======== Dataset ========

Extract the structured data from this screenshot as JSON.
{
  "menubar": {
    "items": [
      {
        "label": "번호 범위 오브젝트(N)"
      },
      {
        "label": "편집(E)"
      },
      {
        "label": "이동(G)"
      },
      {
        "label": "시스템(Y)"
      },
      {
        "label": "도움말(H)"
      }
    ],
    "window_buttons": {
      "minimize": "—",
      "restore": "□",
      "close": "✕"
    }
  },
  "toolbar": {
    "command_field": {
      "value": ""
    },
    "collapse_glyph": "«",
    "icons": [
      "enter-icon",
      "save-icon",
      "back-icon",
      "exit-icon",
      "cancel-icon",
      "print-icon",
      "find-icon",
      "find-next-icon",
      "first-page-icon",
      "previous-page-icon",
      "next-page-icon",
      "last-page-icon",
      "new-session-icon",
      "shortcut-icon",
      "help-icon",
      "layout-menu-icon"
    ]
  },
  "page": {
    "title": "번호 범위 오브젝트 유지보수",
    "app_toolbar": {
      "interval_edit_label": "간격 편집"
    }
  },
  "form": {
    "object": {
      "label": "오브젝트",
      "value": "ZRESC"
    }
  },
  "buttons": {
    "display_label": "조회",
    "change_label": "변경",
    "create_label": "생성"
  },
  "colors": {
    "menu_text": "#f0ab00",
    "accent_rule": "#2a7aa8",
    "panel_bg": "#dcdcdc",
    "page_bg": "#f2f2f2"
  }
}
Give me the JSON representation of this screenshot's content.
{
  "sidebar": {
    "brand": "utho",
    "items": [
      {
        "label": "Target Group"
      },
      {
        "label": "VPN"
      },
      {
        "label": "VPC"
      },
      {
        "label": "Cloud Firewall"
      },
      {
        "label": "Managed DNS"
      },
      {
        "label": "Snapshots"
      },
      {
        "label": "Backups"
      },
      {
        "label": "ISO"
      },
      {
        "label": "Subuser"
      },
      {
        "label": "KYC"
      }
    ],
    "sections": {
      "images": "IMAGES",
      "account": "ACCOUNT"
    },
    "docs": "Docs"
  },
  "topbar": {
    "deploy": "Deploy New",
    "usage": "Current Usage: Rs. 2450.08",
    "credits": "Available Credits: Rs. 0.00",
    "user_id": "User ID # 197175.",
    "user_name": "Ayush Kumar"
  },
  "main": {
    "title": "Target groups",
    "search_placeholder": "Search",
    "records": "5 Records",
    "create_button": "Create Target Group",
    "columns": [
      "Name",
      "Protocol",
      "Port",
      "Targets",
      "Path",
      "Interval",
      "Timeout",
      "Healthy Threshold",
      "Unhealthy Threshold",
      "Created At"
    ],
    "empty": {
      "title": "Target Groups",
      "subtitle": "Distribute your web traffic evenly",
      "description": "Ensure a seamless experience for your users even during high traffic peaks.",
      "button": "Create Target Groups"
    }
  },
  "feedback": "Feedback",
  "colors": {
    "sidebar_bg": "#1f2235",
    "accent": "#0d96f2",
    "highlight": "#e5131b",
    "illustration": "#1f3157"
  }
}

========

> What you should do
Exact output of every entry is required.

> Expected answer
Extract the structured data from this screenshot as JSON.
{
  "menubar": {
    "items": [
      {
        "label": "번호 범위 오브젝트(N)"
      },
      {
        "label": "편집(E)"
      },
      {
        "label": "이동(G)"
      },
      {
        "label": "시스템(Y)"
      },
      {
        "label": "도움말(H)"
      }
    ],
    "window_buttons": {
      "minimize": "—",
      "restore": "□",
      "close": "✕"
    }
  },
  "toolbar": {
    "command_field": {
      "value": ""
    },
    "collapse_glyph": "«",
    "icons": [
      "enter-icon",
      "save-icon",
      "back-icon",
      "exit-icon",
      "cancel-icon",
      "print-icon",
      "find-icon",
      "find-next-icon",
      "first-page-icon",
      "previous-page-icon",
      "next-page-icon",
      "last-page-icon",
      "new-session-icon",
      "shortcut-icon",
      "help-icon",
      "layout-menu-icon"
    ]
  },
  "page": {
    "title": "번호 범위 오브젝트 유지보수",
    "app_toolbar": {
      "interval_edit_label": "간격 편집"
    }
  },
  "form": {
    "object": {
      "label": "오브젝트",
      "value": "ZRESC"
    }
  },
  "buttons": {
    "display_label": "조회",
    "change_label": "변경",
    "create_label": "생성"
  },
  "colors": {
    "menu_text": "#f0ab00",
    "accent_rule": "#2a7aa8",
    "panel_bg": "#dcdcdc",
    "page_bg": "#f2f2f2"
  }
}
Give me the JSON representation of this screenshot's content.
{
  "sidebar": {
    "brand": "utho",
    "items": [
      {
        "label": "Target Group"
      },
      {
        "label": "VPN"
      },
      {
        "label": "VPC"
      },
      {
        "label": "Cloud Firewall"
      },
      {
        "label": "Managed DNS"
      },
      {
        "label": "Snapshots"
      },
      {
        "label": "Backups"
      },
      {
        "label": "ISO"
      },
      {
        "label": "Subuser"
      },
      {
        "label": "KYC"
      }
    ],
    "sections": {
      "images": "IMAGES",
      "account": "ACCOUNT"
    },
    "docs": "Docs"
  },
  "topbar": {
    "deploy": "Deploy New",
    "usage": "Current Usage: Rs. 2450.08",
    "credits": "Available Credits: Rs. 0.00",
    "user_id": "User ID # 197175.",
    "user_name": "Ayush Kumar"
  },
  "main": {
    "title": "Target groups",
    "search_placeholder": "Search",
    "records": "5 Records",
    "create_button": "Create Target Group",
    "columns": [
      "Name",
      "Protocol",
      "Port",
      "Targets",
      "Path",
      "Interval",
      "Timeout",
      "Healthy Threshold",
      "Unhealthy Threshold",
      "Created At"
    ],
    "empty": {
      "title": "Target Groups",
      "subtitle": "Distribute your web traffic evenly",
      "description": "Ensure a seamless experience for your users even during high traffic peaks.",
      "button": "Create Target Groups"
    }
  },
  "feedback": "Feedback",
  "colors": {
    "sidebar_bg": "#1f2235",
    "accent": "#0d96f2",
    "highlight": "#e5131b",
    "illustration": "#1f3157"
  }
}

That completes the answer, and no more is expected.